WHAT NEEDS TO BE DONE: Identify every line in the records below that contains the word "Colomba", and reproduce each one.

* Start RECORDS TO USE *

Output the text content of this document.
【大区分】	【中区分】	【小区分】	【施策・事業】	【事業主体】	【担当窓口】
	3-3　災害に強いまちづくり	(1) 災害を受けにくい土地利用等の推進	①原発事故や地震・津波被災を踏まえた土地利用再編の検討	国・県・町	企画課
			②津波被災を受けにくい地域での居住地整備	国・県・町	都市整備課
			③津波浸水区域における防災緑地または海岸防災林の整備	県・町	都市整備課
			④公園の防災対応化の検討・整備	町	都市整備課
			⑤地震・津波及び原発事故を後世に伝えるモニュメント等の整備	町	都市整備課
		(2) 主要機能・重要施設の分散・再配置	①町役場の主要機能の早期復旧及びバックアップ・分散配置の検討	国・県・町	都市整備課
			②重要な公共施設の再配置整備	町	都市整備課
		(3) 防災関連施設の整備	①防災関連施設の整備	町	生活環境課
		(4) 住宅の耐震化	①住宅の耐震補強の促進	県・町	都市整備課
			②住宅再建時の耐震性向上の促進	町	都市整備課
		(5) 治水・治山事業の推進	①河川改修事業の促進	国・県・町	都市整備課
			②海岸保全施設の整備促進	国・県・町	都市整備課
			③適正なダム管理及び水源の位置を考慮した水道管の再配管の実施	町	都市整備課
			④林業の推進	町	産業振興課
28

* End RECORDS TO USE *
* Start RECORDS TO USE *

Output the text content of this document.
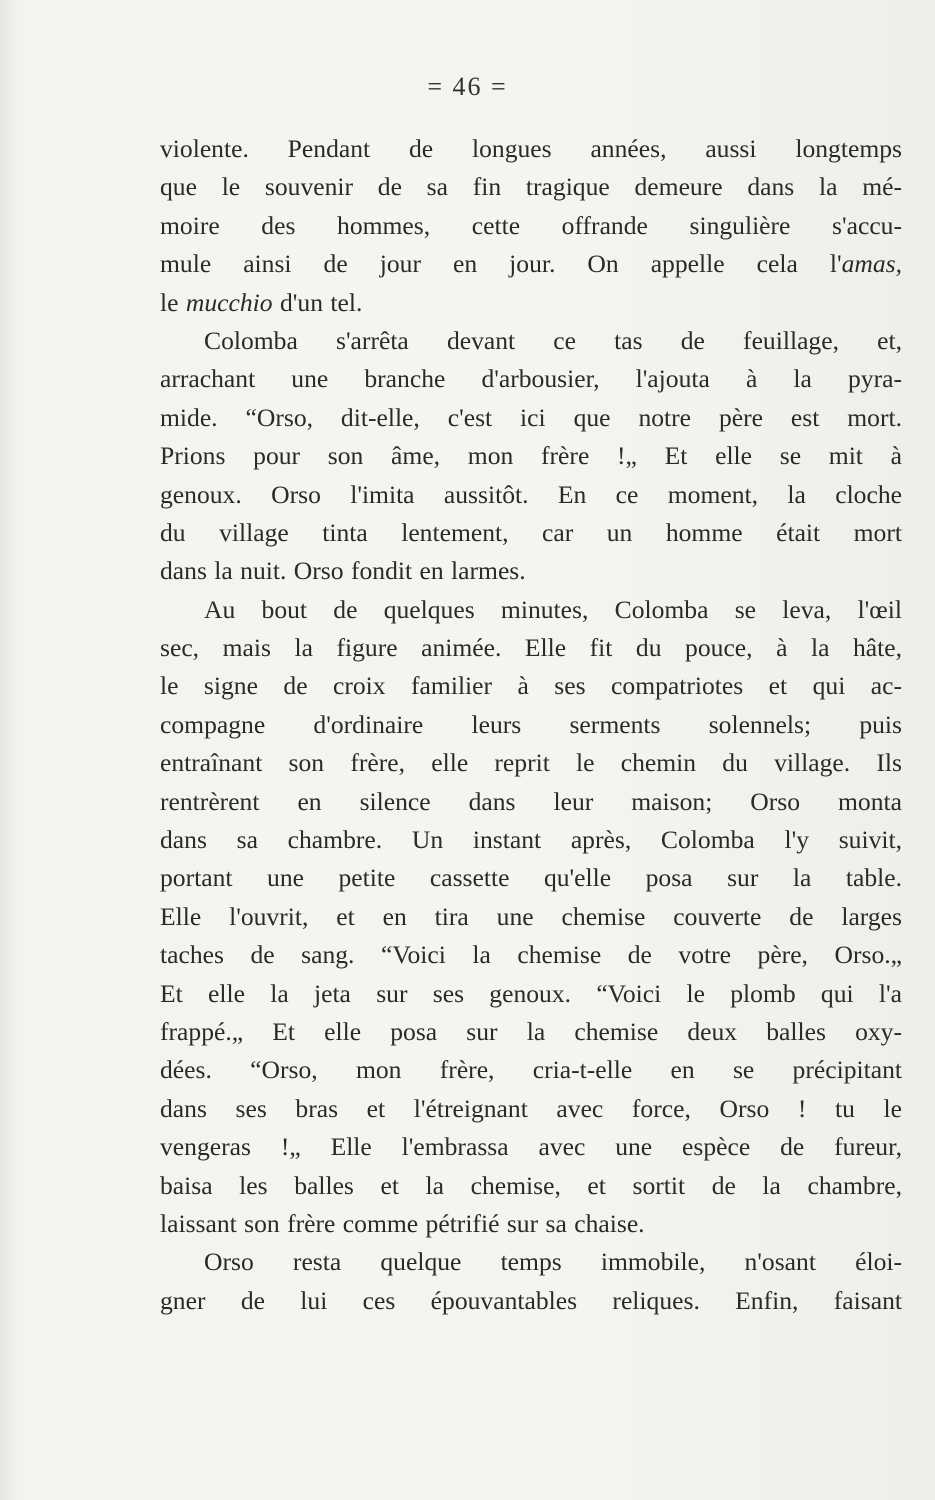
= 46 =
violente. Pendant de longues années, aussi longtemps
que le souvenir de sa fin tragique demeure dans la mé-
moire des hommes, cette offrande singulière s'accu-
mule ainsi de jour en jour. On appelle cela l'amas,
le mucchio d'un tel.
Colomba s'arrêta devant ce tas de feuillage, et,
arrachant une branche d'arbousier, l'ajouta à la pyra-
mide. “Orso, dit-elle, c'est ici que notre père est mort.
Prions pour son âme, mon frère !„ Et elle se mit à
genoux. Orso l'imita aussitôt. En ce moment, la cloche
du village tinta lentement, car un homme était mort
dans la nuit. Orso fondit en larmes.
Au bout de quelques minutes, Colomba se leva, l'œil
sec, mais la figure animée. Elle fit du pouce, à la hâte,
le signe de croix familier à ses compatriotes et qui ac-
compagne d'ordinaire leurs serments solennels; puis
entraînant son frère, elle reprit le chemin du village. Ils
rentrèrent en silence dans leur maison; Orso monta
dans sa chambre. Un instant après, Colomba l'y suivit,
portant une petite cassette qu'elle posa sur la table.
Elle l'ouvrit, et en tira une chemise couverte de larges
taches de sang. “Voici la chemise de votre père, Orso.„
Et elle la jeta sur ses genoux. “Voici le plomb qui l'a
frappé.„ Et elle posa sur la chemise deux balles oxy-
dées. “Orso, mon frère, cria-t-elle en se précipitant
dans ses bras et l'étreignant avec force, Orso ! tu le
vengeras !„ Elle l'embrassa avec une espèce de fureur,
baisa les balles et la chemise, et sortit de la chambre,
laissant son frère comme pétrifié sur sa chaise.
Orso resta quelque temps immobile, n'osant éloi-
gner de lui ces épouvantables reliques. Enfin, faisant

* End RECORDS TO USE *
* Start RECORDS TO USE *

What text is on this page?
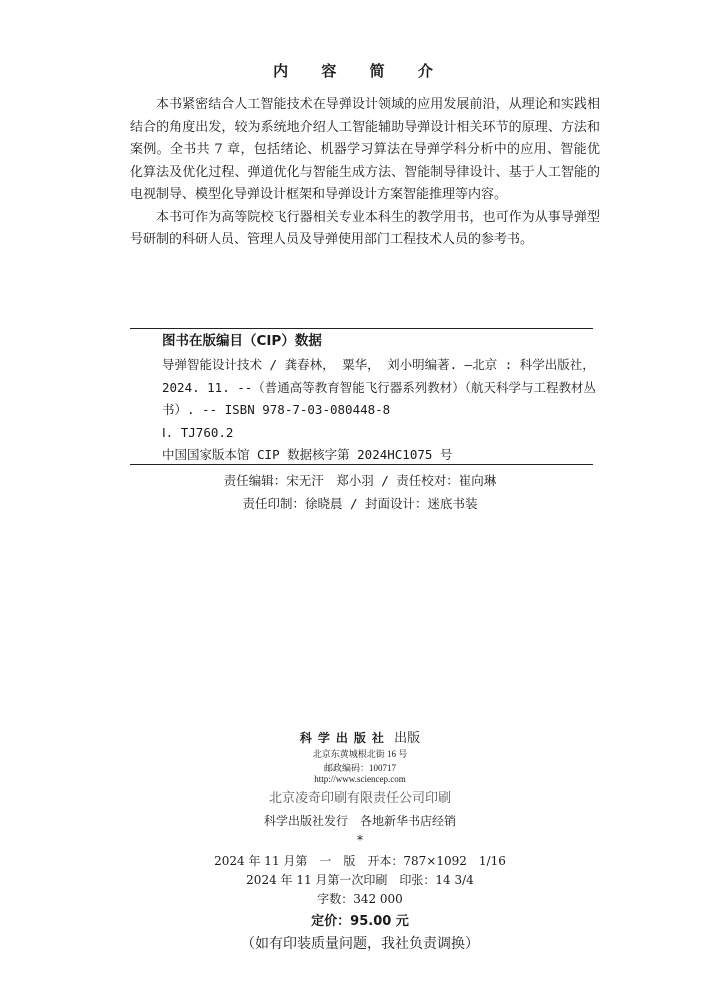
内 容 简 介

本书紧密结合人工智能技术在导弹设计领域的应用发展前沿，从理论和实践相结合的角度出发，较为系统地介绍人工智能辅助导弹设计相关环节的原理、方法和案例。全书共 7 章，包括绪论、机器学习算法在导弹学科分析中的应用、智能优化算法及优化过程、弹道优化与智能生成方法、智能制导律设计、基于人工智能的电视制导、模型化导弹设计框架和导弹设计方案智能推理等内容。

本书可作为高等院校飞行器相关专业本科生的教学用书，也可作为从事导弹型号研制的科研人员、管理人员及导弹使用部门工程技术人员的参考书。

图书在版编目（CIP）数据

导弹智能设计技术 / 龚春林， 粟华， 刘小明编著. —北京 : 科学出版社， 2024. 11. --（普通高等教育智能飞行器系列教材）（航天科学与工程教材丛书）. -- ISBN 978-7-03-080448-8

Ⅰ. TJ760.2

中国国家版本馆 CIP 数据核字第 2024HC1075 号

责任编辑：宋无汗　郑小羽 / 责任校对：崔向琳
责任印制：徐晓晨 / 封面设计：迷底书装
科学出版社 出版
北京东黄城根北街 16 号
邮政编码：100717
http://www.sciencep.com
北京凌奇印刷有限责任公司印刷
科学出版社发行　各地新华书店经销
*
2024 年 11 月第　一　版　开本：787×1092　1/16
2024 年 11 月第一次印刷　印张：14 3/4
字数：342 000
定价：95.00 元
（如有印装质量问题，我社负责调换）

* End RECORDS TO USE *

SOLUTION TO THE PROBLEM:
Colomba s'arrêta devant ce tas de feuillage, et,
Au bout de quelques minutes, Colomba se leva, l'œil
dans sa chambre. Un instant après, Colomba l'y suivit,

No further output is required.